Problem description: Each record below should appear again exactly as written.

Records from a collection:

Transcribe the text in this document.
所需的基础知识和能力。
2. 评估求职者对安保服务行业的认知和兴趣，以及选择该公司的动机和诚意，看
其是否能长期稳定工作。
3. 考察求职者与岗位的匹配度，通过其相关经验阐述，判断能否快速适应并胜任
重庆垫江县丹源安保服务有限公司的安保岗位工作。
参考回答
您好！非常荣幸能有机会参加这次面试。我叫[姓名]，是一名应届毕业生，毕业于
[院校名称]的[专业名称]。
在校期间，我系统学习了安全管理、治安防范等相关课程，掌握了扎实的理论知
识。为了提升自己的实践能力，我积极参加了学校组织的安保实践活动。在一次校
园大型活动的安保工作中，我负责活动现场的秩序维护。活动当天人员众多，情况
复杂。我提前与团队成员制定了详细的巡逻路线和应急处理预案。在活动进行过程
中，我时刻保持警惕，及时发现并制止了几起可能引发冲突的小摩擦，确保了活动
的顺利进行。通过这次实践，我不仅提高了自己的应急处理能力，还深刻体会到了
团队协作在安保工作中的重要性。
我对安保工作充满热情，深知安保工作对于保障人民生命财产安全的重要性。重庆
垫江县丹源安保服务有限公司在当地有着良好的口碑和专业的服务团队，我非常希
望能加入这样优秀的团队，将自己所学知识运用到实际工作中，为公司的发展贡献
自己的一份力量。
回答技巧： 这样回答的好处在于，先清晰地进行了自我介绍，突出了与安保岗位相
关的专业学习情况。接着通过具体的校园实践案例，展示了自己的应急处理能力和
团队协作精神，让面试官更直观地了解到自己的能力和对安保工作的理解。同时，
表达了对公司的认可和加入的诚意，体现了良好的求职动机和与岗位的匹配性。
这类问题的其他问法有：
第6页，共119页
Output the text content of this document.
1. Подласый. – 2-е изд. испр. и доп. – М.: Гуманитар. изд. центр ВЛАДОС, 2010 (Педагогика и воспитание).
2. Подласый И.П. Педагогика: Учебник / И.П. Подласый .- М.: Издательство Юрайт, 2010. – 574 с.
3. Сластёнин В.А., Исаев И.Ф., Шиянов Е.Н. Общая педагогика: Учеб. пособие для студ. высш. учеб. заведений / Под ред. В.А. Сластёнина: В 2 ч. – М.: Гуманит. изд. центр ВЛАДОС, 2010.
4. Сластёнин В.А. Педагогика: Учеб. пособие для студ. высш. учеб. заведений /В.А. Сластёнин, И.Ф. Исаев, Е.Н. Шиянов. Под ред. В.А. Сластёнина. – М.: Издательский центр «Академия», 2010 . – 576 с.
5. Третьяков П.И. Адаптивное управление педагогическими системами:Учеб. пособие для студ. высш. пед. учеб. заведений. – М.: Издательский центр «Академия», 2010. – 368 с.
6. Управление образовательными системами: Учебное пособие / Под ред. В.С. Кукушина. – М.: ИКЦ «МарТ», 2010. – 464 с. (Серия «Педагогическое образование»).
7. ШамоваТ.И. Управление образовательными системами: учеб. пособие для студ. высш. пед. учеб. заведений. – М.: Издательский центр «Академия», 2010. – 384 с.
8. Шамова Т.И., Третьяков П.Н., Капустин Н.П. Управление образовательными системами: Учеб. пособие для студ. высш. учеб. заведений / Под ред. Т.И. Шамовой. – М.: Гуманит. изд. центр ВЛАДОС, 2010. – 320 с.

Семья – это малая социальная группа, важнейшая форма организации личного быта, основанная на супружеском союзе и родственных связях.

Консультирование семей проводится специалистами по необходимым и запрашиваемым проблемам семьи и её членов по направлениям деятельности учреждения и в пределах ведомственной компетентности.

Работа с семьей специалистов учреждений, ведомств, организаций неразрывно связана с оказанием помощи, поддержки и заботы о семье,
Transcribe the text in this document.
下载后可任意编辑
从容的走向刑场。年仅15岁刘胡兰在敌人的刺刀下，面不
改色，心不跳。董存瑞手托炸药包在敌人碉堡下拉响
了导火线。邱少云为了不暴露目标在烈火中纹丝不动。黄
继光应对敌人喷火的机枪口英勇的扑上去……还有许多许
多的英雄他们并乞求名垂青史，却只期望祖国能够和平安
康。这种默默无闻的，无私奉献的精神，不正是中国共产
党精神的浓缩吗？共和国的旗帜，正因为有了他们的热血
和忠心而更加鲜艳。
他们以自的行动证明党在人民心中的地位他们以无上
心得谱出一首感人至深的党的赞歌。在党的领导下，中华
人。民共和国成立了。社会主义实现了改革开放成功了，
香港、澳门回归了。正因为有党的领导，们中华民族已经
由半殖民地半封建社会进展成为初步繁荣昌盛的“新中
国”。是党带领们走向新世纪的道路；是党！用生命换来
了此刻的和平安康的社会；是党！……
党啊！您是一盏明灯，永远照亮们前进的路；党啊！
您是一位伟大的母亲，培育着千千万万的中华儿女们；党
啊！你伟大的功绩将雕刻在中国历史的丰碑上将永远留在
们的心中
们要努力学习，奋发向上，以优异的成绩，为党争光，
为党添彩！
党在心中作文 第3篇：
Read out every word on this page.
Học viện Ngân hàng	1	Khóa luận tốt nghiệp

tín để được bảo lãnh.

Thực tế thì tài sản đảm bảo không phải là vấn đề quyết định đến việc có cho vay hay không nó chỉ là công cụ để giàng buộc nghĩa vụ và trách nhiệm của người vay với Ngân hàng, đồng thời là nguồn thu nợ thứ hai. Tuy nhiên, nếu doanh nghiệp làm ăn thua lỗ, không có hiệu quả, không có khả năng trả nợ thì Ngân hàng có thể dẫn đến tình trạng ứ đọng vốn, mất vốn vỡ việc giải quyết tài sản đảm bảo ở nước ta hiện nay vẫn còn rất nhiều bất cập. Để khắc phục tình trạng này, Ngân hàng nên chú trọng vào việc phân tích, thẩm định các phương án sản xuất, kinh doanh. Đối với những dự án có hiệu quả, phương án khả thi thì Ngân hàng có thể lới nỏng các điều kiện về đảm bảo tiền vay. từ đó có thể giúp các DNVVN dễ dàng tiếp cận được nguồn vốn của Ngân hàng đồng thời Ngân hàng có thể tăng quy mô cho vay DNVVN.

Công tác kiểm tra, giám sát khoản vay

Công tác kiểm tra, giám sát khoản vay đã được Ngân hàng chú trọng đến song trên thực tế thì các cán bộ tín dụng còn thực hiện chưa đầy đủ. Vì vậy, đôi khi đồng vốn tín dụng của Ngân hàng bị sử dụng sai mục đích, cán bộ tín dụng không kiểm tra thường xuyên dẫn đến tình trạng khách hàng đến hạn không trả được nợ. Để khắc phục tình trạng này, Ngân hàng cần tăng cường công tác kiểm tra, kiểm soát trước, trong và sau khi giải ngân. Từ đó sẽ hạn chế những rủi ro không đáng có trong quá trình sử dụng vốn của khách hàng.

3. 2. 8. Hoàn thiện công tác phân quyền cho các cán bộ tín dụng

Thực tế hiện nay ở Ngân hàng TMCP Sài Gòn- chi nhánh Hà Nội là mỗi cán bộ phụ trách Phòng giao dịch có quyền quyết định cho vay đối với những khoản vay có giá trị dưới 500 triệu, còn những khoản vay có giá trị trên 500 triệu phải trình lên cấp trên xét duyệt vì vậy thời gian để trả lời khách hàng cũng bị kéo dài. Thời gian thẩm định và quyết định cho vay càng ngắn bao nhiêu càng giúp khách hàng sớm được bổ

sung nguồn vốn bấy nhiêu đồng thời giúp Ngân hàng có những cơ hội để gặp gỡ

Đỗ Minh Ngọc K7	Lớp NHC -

Full output:
Transcribe the text in this document.
所需的基础知识和能力。
2. 评估求职者对安保服务行业的认知和兴趣，以及选择该公司的动机和诚意，看
其是否能长期稳定工作。
3. 考察求职者与岗位的匹配度，通过其相关经验阐述，判断能否快速适应并胜任
重庆垫江县丹源安保服务有限公司的安保岗位工作。
参考回答
您好！非常荣幸能有机会参加这次面试。我叫[姓名]，是一名应届毕业生，毕业于
[院校名称]的[专业名称]。
在校期间，我系统学习了安全管理、治安防范等相关课程，掌握了扎实的理论知
识。为了提升自己的实践能力，我积极参加了学校组织的安保实践活动。在一次校
园大型活动的安保工作中，我负责活动现场的秩序维护。活动当天人员众多，情况
复杂。我提前与团队成员制定了详细的巡逻路线和应急处理预案。在活动进行过程
中，我时刻保持警惕，及时发现并制止了几起可能引发冲突的小摩擦，确保了活动
的顺利进行。通过这次实践，我不仅提高了自己的应急处理能力，还深刻体会到了
团队协作在安保工作中的重要性。
我对安保工作充满热情，深知安保工作对于保障人民生命财产安全的重要性。重庆
垫江县丹源安保服务有限公司在当地有着良好的口碑和专业的服务团队，我非常希
望能加入这样优秀的团队，将自己所学知识运用到实际工作中，为公司的发展贡献
自己的一份力量。
回答技巧： 这样回答的好处在于，先清晰地进行了自我介绍，突出了与安保岗位相
关的专业学习情况。接着通过具体的校园实践案例，展示了自己的应急处理能力和
团队协作精神，让面试官更直观地了解到自己的能力和对安保工作的理解。同时，
表达了对公司的认可和加入的诚意，体现了良好的求职动机和与岗位的匹配性。
这类问题的其他问法有：
第6页，共119页
Output the text content of this document.
1. Подласый. – 2-е изд. испр. и доп. – М.: Гуманитар. изд. центр ВЛАДОС, 2010 (Педагогика и воспитание).
2. Подласый И.П. Педагогика: Учебник / И.П. Подласый .- М.: Издательство Юрайт, 2010. – 574 с.
3. Сластёнин В.А., Исаев И.Ф., Шиянов Е.Н. Общая педагогика: Учеб. пособие для студ. высш. учеб. заведений / Под ред. В.А. Сластёнина: В 2 ч. – М.: Гуманит. изд. центр ВЛАДОС, 2010.
4. Сластёнин В.А. Педагогика: Учеб. пособие для студ. высш. учеб. заведений /В.А. Сластёнин, И.Ф. Исаев, Е.Н. Шиянов. Под ред. В.А. Сластёнина. – М.: Издательский центр «Академия», 2010 . – 576 с.
5. Третьяков П.И. Адаптивное управление педагогическими системами:Учеб. пособие для студ. высш. пед. учеб. заведений. – М.: Издательский центр «Академия», 2010. – 368 с.
6. Управление образовательными системами: Учебное пособие / Под ред. В.С. Кукушина. – М.: ИКЦ «МарТ», 2010. – 464 с. (Серия «Педагогическое образование»).
7. ШамоваТ.И. Управление образовательными системами: учеб. пособие для студ. высш. пед. учеб. заведений. – М.: Издательский центр «Академия», 2010. – 384 с.
8. Шамова Т.И., Третьяков П.Н., Капустин Н.П. Управление образовательными системами: Учеб. пособие для студ. высш. учеб. заведений / Под ред. Т.И. Шамовой. – М.: Гуманит. изд. центр ВЛАДОС, 2010. – 320 с.

Семья – это малая социальная группа, важнейшая форма организации личного быта, основанная на супружеском союзе и родственных связях.

Консультирование семей проводится специалистами по необходимым и запрашиваемым проблемам семьи и её членов по направлениям деятельности учреждения и в пределах ведомственной компетентности.

Работа с семьей специалистов учреждений, ведомств, организаций неразрывно связана с оказанием помощи, поддержки и заботы о семье,
Transcribe the text in this document.
下载后可任意编辑
从容的走向刑场。年仅15岁刘胡兰在敌人的刺刀下，面不
改色，心不跳。董存瑞手托炸药包在敌人碉堡下拉响
了导火线。邱少云为了不暴露目标在烈火中纹丝不动。黄
继光应对敌人喷火的机枪口英勇的扑上去……还有许多许
多的英雄他们并乞求名垂青史，却只期望祖国能够和平安
康。这种默默无闻的，无私奉献的精神，不正是中国共产
党精神的浓缩吗？共和国的旗帜，正因为有了他们的热血
和忠心而更加鲜艳。
他们以自的行动证明党在人民心中的地位他们以无上
心得谱出一首感人至深的党的赞歌。在党的领导下，中华
人。民共和国成立了。社会主义实现了改革开放成功了，
香港、澳门回归了。正因为有党的领导，们中华民族已经
由半殖民地半封建社会进展成为初步繁荣昌盛的“新中
国”。是党带领们走向新世纪的道路；是党！用生命换来
了此刻的和平安康的社会；是党！……
党啊！您是一盏明灯，永远照亮们前进的路；党啊！
您是一位伟大的母亲，培育着千千万万的中华儿女们；党
啊！你伟大的功绩将雕刻在中国历史的丰碑上将永远留在
们的心中
们要努力学习，奋发向上，以优异的成绩，为党争光，
为党添彩！
党在心中作文 第3篇：
Read out every word on this page.
Học viện Ngân hàng	1	Khóa luận tốt nghiệp

tín để được bảo lãnh.

Thực tế thì tài sản đảm bảo không phải là vấn đề quyết định đến việc có cho vay hay không nó chỉ là công cụ để giàng buộc nghĩa vụ và trách nhiệm của người vay với Ngân hàng, đồng thời là nguồn thu nợ thứ hai. Tuy nhiên, nếu doanh nghiệp làm ăn thua lỗ, không có hiệu quả, không có khả năng trả nợ thì Ngân hàng có thể dẫn đến tình trạng ứ đọng vốn, mất vốn vỡ việc giải quyết tài sản đảm bảo ở nước ta hiện nay vẫn còn rất nhiều bất cập. Để khắc phục tình trạng này, Ngân hàng nên chú trọng vào việc phân tích, thẩm định các phương án sản xuất, kinh doanh. Đối với những dự án có hiệu quả, phương án khả thi thì Ngân hàng có thể lới nỏng các điều kiện về đảm bảo tiền vay. từ đó có thể giúp các DNVVN dễ dàng tiếp cận được nguồn vốn của Ngân hàng đồng thời Ngân hàng có thể tăng quy mô cho vay DNVVN.

Công tác kiểm tra, giám sát khoản vay

Công tác kiểm tra, giám sát khoản vay đã được Ngân hàng chú trọng đến song trên thực tế thì các cán bộ tín dụng còn thực hiện chưa đầy đủ. Vì vậy, đôi khi đồng vốn tín dụng của Ngân hàng bị sử dụng sai mục đích, cán bộ tín dụng không kiểm tra thường xuyên dẫn đến tình trạng khách hàng đến hạn không trả được nợ. Để khắc phục tình trạng này, Ngân hàng cần tăng cường công tác kiểm tra, kiểm soát trước, trong và sau khi giải ngân. Từ đó sẽ hạn chế những rủi ro không đáng có trong quá trình sử dụng vốn của khách hàng.

3. 2. 8. Hoàn thiện công tác phân quyền cho các cán bộ tín dụng

Thực tế hiện nay ở Ngân hàng TMCP Sài Gòn- chi nhánh Hà Nội là mỗi cán bộ phụ trách Phòng giao dịch có quyền quyết định cho vay đối với những khoản vay có giá trị dưới 500 triệu, còn những khoản vay có giá trị trên 500 triệu phải trình lên cấp trên xét duyệt vì vậy thời gian để trả lời khách hàng cũng bị kéo dài. Thời gian thẩm định và quyết định cho vay càng ngắn bao nhiêu càng giúp khách hàng sớm được bổ

sung nguồn vốn bấy nhiêu đồng thời giúp Ngân hàng có những cơ hội để gặp gỡ

Đỗ Minh Ngọc K7	Lớp NHC -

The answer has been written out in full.